### Record excerpts
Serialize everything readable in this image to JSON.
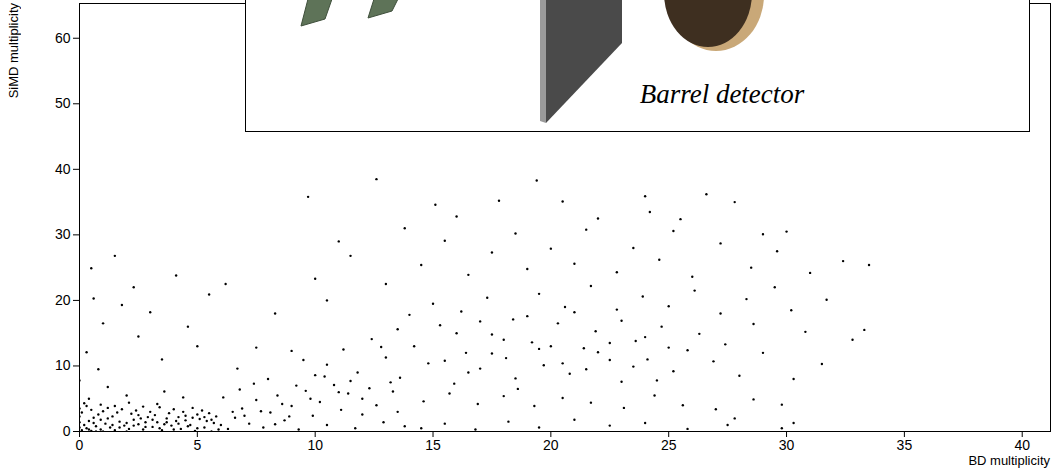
{
  "chart_data": {
    "type": "scatter",
    "x_label": "BD multiplicity",
    "y_label": "SiMD multiplicity",
    "annotations": [
      {
        "text": "Barrel detector"
      }
    ],
    "xlim": [
      0,
      41.2
    ],
    "xticks": [
      0,
      5,
      10,
      15,
      20,
      25,
      30,
      35,
      40
    ],
    "ylim": [
      0,
      65.3
    ],
    "yticks": [
      0,
      10,
      20,
      30,
      40,
      50,
      60
    ],
    "grid": false,
    "color": "#000000",
    "marker": "dot",
    "x": [
      0.1,
      0.3,
      0.5,
      0.7,
      0.9,
      1.1,
      1.3,
      1.5,
      1.7,
      1.9,
      2.1,
      2.3,
      2.5,
      2.7,
      2.9,
      3.1,
      3.3,
      3.5,
      3.7,
      3.9,
      4.1,
      4.3,
      4.5,
      4.7,
      4.9,
      5.1,
      5.3,
      5.5,
      5.7,
      5.9,
      0.2,
      0.4,
      0.6,
      0.8,
      1.0,
      1.2,
      0.3,
      0.1,
      0.5,
      0.7,
      1.0,
      1.4,
      1.6,
      1.8,
      2.0,
      2.2,
      2.4,
      2.6,
      2.8,
      3.0,
      3.2,
      3.4,
      3.6,
      3.8,
      4.0,
      4.2,
      4.4,
      4.6,
      4.8,
      5.0,
      5.2,
      5.4,
      5.6,
      5.8,
      6.0,
      0.0,
      0.0,
      0.0,
      0.0,
      0.2,
      0.9,
      1.5,
      2.1,
      2.7,
      3.3,
      0.4,
      0.6,
      0.9,
      1.2,
      1.4,
      1.7,
      2.0,
      2.3,
      2.5,
      2.8,
      3.1,
      3.4,
      3.7,
      4.0,
      4.2,
      4.5,
      4.8,
      5.0,
      5.3,
      5.6,
      6.3,
      6.6,
      6.9,
      7.2,
      7.5,
      7.8,
      8.1,
      8.4,
      8.7,
      9.0,
      9.3,
      9.6,
      9.9,
      10.2,
      10.5,
      10.8,
      11.1,
      11.4,
      11.7,
      12.0,
      12.3,
      12.6,
      12.9,
      13.2,
      13.5,
      13.8,
      6.1,
      6.8,
      7.4,
      8.0,
      8.6,
      9.2,
      9.8,
      10.4,
      11.0,
      6.5,
      7.0,
      7.7,
      8.3,
      8.9,
      14.5,
      15.5,
      16.8,
      18.2,
      19.5,
      21.0,
      22.5,
      24.0,
      25.8,
      27.5,
      29.8,
      30.3,
      10.5,
      11.2,
      11.8,
      12.4,
      13.0,
      13.6,
      14.2,
      14.8,
      15.3,
      15.9,
      16.4,
      17.0,
      17.5,
      18.1,
      18.6,
      19.2,
      19.7,
      20.3,
      20.8,
      21.4,
      21.9,
      22.5,
      23.0,
      23.6,
      24.1,
      24.7,
      25.2,
      25.8,
      26.3,
      26.9,
      27.4,
      28.0,
      12.0,
      13.3,
      14.6,
      15.7,
      16.9,
      18.0,
      19.3,
      20.5,
      21.7,
      23.1,
      24.4,
      25.6,
      27.0,
      28.6,
      14.0,
      15.0,
      16.2,
      17.3,
      18.4,
      19.5,
      20.6,
      21.7,
      22.8,
      23.9,
      25.0,
      26.1,
      27.2,
      28.3,
      16.0,
      17.0,
      18.0,
      19.0,
      20.0,
      21.0,
      22.0,
      23.0,
      24.0,
      25.0,
      15.5,
      16.5,
      17.5,
      18.5,
      19.5,
      20.5,
      21.5,
      22.5,
      23.5,
      24.5,
      13.5,
      12.8,
      11.5,
      10.0,
      9.5,
      9.0,
      10.0,
      11.5,
      13.0,
      14.5,
      15.5,
      16.5,
      17.5,
      18.5,
      19.0,
      20.0,
      21.0,
      21.5,
      22.0,
      22.8,
      23.5,
      24.0,
      24.6,
      25.2,
      26.0,
      26.6,
      27.2,
      27.8,
      28.5,
      29.0,
      30.0,
      29.6,
      9.7,
      12.6,
      15.1,
      17.8,
      19.4,
      11.0,
      10.5,
      13.8,
      16.0,
      20.5,
      25.5,
      24.2,
      29.5,
      30.2,
      31.0,
      31.7,
      32.4,
      33.5,
      33.3,
      32.8,
      30.8,
      31.5,
      29.0,
      30.3,
      28.6,
      29.8,
      27.8,
      0.6,
      0.5,
      1.5,
      1.0,
      0.3,
      1.8,
      2.3,
      0.8,
      1.2,
      2.5,
      3.5,
      4.1,
      5.5,
      6.2,
      4.6,
      3.0,
      0.0,
      7.5,
      8.3,
      6.7,
      5.0,
      2.0,
      0.4,
      3.6,
      4.4
    ],
    "values": [
      0.2,
      0.5,
      0.1,
      0.8,
      0.3,
      1.2,
      0.6,
      0.2,
      1.5,
      0.9,
      0.4,
      1.8,
      1.1,
      0.3,
      2.2,
      0.7,
      1.4,
      0.2,
      2.0,
      0.9,
      1.6,
      0.4,
      2.4,
      1.0,
      0.1,
      1.9,
      0.6,
      2.8,
      1.3,
      0.3,
      1.0,
      1.6,
      2.1,
      2.6,
      3.1,
      3.6,
      3.9,
      2.9,
      3.3,
      0.0,
      0.0,
      2.3,
      2.9,
      3.4,
      0.0,
      2.7,
      3.2,
      2.0,
      1.4,
      3.0,
      2.5,
      3.7,
      1.1,
      2.8,
      3.4,
      2.2,
      3.0,
      0.8,
      3.6,
      2.6,
      3.2,
      1.6,
      0.0,
      2.3,
      1.0,
      0.6,
      1.4,
      2.3,
      3.5,
      4.3,
      4.1,
      3.9,
      4.4,
      3.8,
      4.2,
      0.3,
      1.3,
      1.8,
      2.0,
      1.0,
      0.6,
      1.3,
      0.9,
      2.5,
      0.7,
      1.8,
      0.5,
      1.4,
      0.3,
      1.2,
      1.7,
      2.1,
      0.5,
      2.2,
      1.8,
      0.4,
      2.1,
      3.5,
      1.2,
      4.8,
      0.6,
      2.9,
      5.5,
      1.7,
      3.9,
      0.3,
      6.2,
      2.4,
      4.5,
      1.0,
      7.1,
      3.3,
      5.8,
      0.5,
      2.6,
      6.6,
      4.0,
      1.4,
      7.5,
      3.0,
      0.8,
      5.2,
      6.4,
      7.3,
      8.0,
      4.2,
      7.0,
      5.0,
      8.4,
      6.0,
      3.0,
      2.4,
      3.1,
      1.1,
      2.3,
      0.5,
      1.2,
      0.3,
      1.5,
      0.6,
      1.8,
      0.9,
      1.3,
      0.4,
      1.0,
      0.5,
      1.3,
      10.2,
      12.5,
      9.0,
      14.1,
      11.3,
      8.2,
      13.0,
      10.4,
      16.2,
      7.3,
      12.0,
      9.6,
      14.8,
      11.2,
      6.5,
      13.6,
      10.1,
      16.5,
      8.8,
      12.7,
      15.3,
      10.9,
      7.6,
      13.8,
      11.0,
      16.0,
      9.2,
      12.4,
      14.9,
      10.7,
      13.3,
      8.5,
      5.0,
      6.1,
      4.6,
      5.8,
      4.2,
      5.4,
      3.9,
      5.1,
      4.4,
      3.6,
      5.5,
      4.0,
      3.4,
      4.9,
      17.8,
      19.5,
      18.3,
      20.4,
      17.1,
      21.0,
      19.0,
      22.2,
      18.6,
      20.6,
      19.1,
      21.5,
      18.0,
      20.2,
      15.0,
      16.8,
      14.0,
      17.6,
      13.0,
      18.2,
      12.1,
      16.9,
      14.4,
      12.8,
      10.8,
      9.0,
      11.9,
      8.1,
      12.6,
      10.4,
      9.5,
      13.5,
      9.9,
      7.8,
      15.6,
      12.9,
      7.7,
      8.6,
      10.9,
      12.3,
      23.3,
      26.8,
      22.5,
      25.4,
      29.1,
      23.9,
      27.3,
      30.2,
      24.8,
      27.9,
      25.6,
      30.8,
      32.5,
      24.3,
      28.0,
      35.9,
      26.2,
      30.6,
      23.6,
      36.2,
      28.7,
      35.0,
      25.0,
      30.1,
      30.5,
      27.5,
      35.8,
      38.5,
      34.6,
      35.2,
      38.3,
      29.0,
      20.0,
      31.0,
      32.8,
      35.1,
      32.4,
      33.5,
      22.0,
      18.5,
      24.2,
      20.1,
      26.0,
      25.4,
      15.5,
      14.0,
      15.2,
      10.3,
      12.0,
      8.0,
      16.4,
      4.1,
      2.0,
      20.3,
      24.9,
      26.8,
      16.5,
      12.1,
      19.3,
      22.0,
      9.5,
      6.8,
      14.5,
      11.0,
      23.8,
      20.9,
      22.5,
      16.0,
      18.2,
      7.8,
      12.8,
      18.0,
      9.6,
      13.0,
      5.5,
      5.0,
      6.1,
      5.2
    ]
  }
}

### What to produce
Scan the lines above for "multiplicity", then copy every one that has it.

### Task output
    "x_label": "BD multiplicity",
    "y_label": "SiMD multiplicity",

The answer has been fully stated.